Show, in full, each line of the data that contains "original".
# # # #
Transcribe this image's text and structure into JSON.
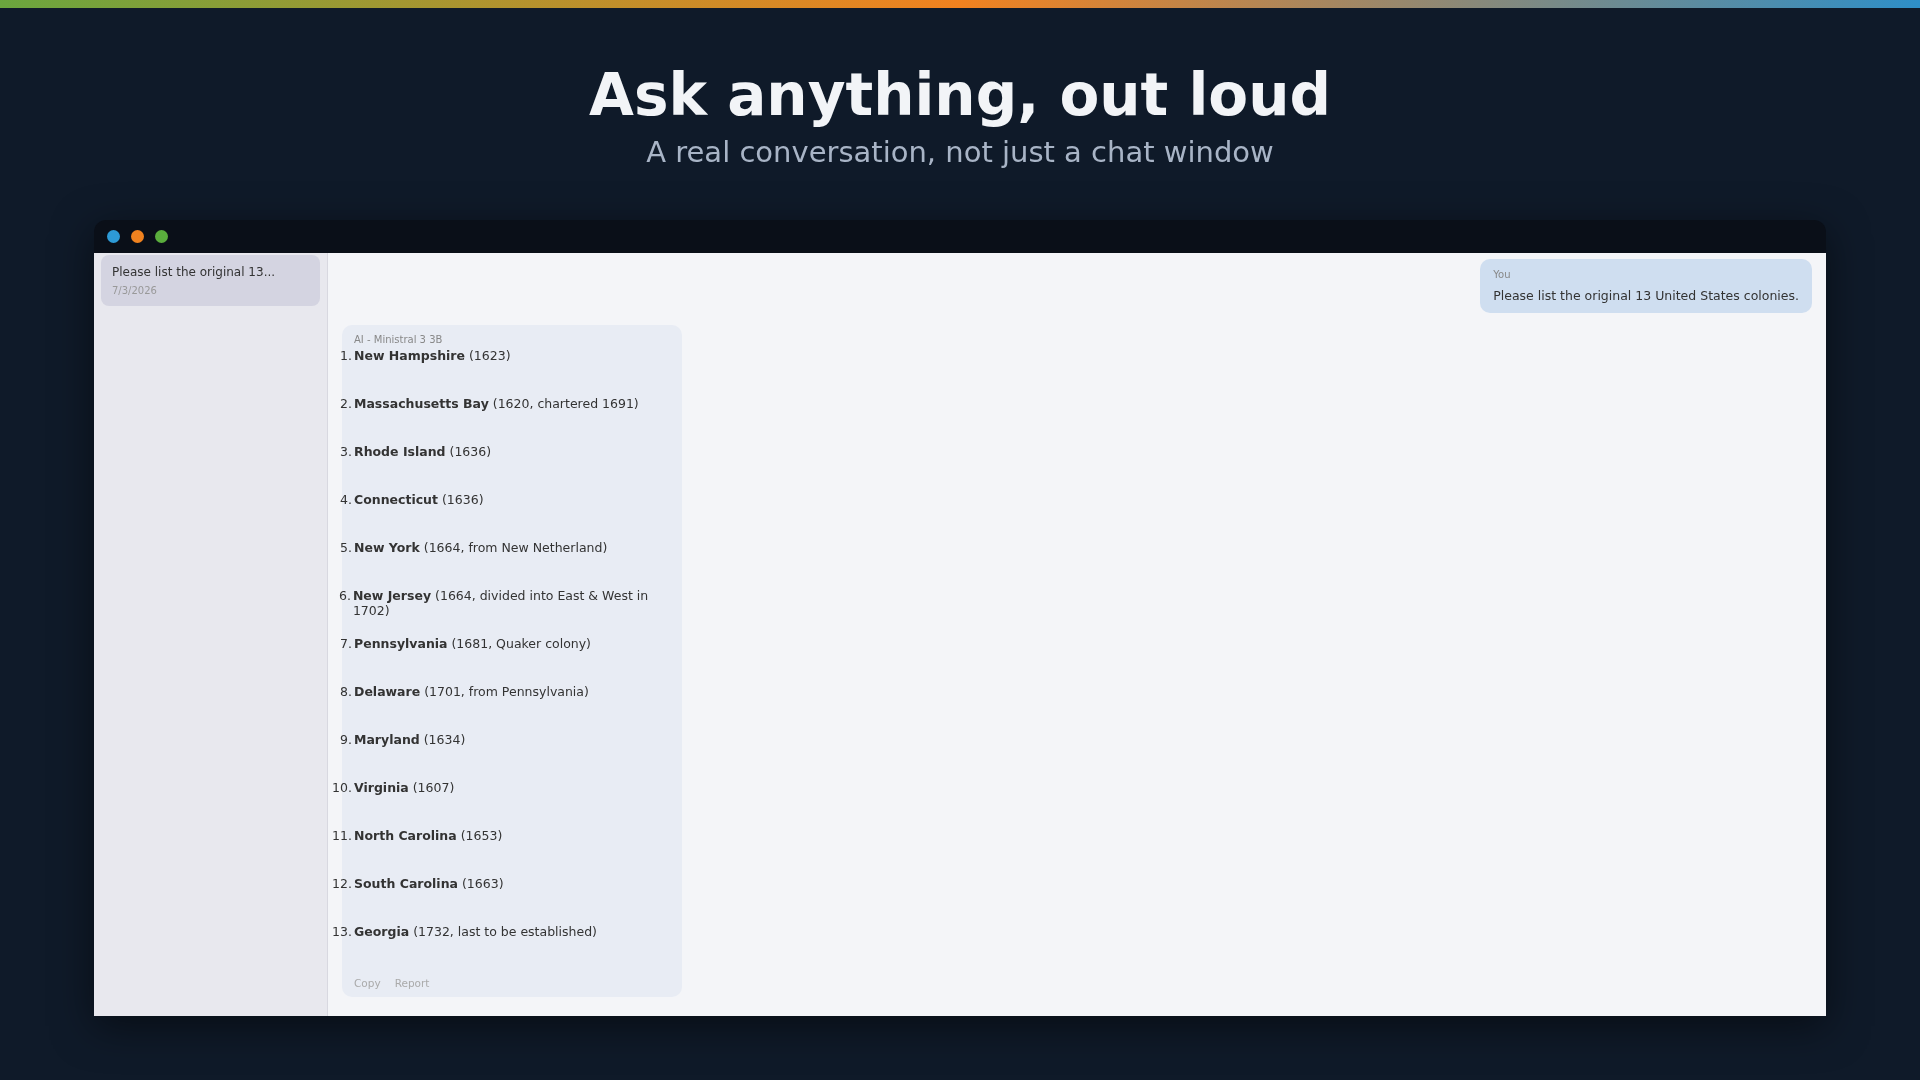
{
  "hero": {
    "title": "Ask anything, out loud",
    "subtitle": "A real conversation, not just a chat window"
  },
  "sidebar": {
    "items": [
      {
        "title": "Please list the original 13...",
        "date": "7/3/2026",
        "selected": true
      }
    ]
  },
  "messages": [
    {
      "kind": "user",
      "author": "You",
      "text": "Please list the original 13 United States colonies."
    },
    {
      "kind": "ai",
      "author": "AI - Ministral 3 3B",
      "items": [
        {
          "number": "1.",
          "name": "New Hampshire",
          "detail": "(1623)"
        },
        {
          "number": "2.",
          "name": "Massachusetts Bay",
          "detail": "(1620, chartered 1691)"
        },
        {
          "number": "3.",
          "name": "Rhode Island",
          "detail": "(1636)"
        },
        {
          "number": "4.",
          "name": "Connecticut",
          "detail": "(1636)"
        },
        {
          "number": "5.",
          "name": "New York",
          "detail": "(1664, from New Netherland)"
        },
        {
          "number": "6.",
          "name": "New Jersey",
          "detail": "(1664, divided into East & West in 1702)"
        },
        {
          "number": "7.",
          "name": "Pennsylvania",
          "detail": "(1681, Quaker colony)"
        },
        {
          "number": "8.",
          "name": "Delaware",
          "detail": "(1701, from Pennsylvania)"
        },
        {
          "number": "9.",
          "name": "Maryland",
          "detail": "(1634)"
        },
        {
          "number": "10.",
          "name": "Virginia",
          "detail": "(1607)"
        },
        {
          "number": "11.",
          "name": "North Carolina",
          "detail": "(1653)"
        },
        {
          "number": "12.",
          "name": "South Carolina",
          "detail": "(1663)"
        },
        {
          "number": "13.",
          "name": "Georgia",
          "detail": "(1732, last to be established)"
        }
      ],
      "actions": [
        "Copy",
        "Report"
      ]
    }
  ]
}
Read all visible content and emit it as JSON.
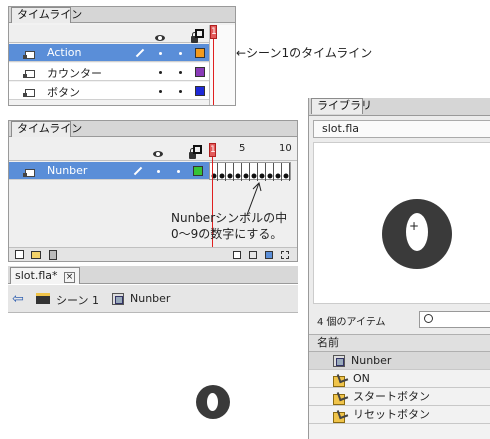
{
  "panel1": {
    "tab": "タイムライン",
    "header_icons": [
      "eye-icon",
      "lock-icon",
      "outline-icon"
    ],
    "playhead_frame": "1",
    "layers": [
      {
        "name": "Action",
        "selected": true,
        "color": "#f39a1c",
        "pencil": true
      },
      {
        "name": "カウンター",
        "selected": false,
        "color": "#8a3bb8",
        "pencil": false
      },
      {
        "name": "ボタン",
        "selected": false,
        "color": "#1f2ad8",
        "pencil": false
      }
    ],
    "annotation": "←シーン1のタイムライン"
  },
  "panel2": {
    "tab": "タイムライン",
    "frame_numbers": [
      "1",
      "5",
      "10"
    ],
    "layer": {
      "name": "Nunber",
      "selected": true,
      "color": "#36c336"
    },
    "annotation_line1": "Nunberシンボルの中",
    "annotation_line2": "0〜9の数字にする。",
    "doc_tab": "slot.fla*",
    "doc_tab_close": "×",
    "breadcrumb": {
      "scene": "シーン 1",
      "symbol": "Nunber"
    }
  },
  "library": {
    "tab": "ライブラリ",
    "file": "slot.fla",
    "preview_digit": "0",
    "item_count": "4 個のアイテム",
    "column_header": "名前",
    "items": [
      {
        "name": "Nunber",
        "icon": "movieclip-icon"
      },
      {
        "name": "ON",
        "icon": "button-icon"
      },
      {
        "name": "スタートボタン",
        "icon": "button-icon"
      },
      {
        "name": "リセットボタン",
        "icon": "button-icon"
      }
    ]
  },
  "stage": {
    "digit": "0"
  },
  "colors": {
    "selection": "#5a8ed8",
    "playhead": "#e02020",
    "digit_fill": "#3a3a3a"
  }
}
# # # #
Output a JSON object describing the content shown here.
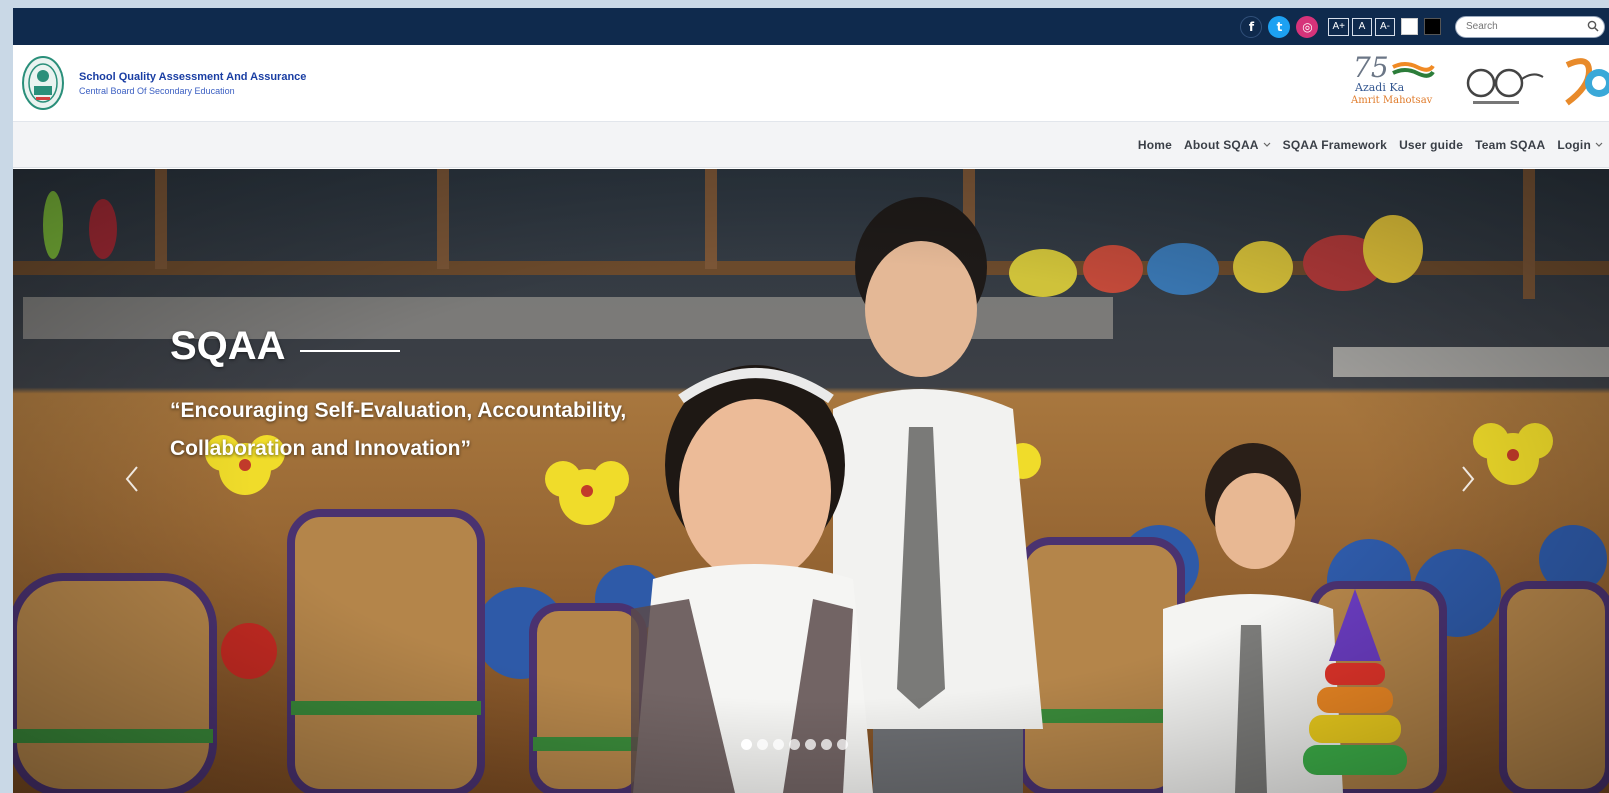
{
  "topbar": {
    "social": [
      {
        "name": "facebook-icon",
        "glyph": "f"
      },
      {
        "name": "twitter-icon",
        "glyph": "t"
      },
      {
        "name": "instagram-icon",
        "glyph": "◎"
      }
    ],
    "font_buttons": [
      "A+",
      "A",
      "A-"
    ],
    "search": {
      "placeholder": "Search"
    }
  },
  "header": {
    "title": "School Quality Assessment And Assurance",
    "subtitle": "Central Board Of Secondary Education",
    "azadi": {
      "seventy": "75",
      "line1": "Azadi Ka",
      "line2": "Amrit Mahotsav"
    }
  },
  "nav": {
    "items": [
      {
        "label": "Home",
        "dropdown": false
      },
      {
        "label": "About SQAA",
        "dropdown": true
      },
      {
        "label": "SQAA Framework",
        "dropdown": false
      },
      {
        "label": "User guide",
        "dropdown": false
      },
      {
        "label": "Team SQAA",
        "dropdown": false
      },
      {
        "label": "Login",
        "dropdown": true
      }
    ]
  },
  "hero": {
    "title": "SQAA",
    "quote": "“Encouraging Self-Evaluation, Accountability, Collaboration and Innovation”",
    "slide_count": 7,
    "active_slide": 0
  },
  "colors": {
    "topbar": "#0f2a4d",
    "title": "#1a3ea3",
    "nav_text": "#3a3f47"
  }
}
# # # #
Task answer:
        "title": "Please list the original 13...",
      "text": "Please list the original 13 United States colonies."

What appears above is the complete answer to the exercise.